Exercise instructions =>
Return the lines where the word "left" occurs.

Records shown =>

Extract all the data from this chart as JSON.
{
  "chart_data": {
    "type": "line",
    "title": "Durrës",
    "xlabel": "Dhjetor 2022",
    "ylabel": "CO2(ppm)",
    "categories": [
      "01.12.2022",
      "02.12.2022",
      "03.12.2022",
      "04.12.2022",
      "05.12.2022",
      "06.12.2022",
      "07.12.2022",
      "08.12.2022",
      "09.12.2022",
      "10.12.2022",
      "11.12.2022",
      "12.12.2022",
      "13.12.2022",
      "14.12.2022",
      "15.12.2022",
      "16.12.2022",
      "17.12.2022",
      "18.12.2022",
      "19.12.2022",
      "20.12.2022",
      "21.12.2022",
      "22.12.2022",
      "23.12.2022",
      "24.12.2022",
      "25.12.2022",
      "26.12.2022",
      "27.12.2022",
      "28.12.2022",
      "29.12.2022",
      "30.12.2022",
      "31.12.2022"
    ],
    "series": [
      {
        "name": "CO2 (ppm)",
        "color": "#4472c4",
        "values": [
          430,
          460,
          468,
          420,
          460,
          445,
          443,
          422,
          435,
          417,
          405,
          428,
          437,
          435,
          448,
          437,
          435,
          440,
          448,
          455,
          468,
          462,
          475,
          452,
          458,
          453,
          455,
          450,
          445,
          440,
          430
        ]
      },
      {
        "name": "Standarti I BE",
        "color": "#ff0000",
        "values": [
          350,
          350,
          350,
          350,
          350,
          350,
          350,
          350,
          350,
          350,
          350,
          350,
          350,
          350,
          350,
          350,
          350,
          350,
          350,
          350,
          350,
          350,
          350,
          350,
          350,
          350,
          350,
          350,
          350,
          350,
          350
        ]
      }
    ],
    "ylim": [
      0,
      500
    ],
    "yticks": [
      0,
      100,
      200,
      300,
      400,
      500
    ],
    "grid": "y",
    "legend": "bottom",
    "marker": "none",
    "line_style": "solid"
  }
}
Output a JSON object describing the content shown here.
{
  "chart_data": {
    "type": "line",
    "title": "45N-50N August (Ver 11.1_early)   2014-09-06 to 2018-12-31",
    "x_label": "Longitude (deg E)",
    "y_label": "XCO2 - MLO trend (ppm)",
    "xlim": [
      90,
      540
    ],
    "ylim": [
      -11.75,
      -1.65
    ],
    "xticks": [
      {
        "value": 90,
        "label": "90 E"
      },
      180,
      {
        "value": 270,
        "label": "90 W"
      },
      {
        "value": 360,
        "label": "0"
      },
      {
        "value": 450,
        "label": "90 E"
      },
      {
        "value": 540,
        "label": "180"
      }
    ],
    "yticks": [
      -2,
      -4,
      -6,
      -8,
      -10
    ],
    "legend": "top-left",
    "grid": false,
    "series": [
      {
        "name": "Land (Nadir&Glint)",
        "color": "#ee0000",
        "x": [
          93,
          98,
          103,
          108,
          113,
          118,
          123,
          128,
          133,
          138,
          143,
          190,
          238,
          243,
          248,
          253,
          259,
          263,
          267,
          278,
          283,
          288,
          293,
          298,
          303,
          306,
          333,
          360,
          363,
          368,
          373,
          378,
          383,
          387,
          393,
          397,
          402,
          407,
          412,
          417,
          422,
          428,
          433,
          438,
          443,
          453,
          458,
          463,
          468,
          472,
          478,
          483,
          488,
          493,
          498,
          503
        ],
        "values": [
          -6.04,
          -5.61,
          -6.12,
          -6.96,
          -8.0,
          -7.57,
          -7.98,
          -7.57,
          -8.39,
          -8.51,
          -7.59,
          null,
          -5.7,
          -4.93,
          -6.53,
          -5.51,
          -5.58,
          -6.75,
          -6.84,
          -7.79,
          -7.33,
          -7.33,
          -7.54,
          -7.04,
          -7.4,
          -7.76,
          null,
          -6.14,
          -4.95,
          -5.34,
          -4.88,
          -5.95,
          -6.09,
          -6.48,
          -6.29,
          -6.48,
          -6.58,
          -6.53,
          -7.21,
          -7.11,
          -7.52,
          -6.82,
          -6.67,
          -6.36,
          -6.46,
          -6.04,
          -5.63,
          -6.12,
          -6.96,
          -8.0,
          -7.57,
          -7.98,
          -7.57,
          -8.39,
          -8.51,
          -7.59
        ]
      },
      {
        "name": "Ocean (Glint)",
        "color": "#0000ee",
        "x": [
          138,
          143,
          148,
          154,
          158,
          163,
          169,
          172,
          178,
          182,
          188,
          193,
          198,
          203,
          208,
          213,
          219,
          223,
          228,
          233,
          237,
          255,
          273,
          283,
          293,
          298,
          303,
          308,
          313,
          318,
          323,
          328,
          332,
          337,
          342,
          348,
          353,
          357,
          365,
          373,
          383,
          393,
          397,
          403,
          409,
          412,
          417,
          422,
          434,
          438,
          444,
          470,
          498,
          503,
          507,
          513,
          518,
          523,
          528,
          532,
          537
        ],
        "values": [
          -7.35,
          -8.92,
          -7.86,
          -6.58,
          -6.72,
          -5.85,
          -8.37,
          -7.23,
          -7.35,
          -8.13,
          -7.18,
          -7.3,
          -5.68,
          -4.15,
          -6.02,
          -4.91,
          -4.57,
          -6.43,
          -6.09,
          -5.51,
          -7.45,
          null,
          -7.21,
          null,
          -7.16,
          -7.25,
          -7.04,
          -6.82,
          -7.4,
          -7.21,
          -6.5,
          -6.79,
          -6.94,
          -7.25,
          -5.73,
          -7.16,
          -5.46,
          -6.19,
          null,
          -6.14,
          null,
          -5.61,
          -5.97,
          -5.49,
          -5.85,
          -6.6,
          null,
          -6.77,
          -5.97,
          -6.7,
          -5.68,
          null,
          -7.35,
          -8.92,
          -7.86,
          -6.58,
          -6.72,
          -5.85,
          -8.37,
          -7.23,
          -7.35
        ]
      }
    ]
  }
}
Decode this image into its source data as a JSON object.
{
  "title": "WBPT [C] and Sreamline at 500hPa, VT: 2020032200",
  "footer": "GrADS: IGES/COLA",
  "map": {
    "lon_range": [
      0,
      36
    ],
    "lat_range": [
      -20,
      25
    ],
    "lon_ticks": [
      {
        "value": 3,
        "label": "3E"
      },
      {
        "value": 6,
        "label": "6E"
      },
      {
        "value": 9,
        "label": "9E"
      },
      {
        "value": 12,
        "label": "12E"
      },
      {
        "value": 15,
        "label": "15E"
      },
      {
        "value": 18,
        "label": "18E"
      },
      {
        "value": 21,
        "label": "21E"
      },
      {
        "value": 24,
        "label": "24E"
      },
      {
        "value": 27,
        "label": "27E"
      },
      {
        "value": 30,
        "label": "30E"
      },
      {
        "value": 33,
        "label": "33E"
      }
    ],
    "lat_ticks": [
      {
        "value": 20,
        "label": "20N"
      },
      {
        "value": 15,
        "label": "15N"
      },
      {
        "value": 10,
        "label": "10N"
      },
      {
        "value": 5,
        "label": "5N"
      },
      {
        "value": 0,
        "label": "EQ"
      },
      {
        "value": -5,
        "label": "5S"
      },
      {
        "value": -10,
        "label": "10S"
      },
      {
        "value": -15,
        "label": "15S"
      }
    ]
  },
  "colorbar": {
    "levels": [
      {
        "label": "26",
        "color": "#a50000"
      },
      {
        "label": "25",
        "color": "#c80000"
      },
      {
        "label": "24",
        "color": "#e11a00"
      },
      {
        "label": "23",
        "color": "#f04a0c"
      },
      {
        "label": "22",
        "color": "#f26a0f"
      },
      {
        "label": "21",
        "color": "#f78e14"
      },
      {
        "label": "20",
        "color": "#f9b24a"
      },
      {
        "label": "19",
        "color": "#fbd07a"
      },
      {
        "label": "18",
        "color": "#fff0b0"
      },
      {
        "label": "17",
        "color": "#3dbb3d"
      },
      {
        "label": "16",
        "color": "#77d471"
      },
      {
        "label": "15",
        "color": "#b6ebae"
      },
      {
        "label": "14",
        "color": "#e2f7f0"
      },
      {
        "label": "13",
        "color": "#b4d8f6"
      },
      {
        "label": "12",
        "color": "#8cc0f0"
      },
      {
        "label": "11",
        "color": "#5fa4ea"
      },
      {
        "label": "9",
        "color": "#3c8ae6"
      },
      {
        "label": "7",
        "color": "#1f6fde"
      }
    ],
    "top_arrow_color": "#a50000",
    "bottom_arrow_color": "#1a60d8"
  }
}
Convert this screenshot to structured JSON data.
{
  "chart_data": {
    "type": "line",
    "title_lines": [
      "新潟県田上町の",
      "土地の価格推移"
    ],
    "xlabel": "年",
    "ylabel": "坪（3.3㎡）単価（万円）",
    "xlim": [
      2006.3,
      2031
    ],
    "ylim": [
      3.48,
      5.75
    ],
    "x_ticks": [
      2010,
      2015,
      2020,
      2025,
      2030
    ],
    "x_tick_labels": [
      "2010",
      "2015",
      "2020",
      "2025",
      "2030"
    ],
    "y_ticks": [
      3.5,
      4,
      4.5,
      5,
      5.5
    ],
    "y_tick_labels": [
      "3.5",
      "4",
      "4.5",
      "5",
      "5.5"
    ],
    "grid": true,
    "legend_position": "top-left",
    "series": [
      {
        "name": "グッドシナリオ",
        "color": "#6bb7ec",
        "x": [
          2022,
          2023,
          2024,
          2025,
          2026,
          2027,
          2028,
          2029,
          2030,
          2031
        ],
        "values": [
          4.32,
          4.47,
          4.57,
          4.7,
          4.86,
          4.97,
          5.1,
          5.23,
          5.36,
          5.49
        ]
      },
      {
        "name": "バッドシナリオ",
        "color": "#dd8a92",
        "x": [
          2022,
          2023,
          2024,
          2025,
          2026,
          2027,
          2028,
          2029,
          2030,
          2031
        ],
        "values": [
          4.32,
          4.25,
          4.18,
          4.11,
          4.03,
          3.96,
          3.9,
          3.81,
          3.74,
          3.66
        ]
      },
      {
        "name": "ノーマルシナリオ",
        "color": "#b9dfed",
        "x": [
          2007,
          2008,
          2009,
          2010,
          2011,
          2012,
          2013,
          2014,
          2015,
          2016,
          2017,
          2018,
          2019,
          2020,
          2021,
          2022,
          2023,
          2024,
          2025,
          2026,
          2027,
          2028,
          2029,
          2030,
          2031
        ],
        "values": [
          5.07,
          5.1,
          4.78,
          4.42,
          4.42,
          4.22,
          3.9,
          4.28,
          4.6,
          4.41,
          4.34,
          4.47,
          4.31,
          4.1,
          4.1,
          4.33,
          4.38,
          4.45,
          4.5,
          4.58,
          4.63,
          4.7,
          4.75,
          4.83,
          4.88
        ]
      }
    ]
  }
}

Correct answer =>
    "legend": "top-left",
    "legend_position": "top-left",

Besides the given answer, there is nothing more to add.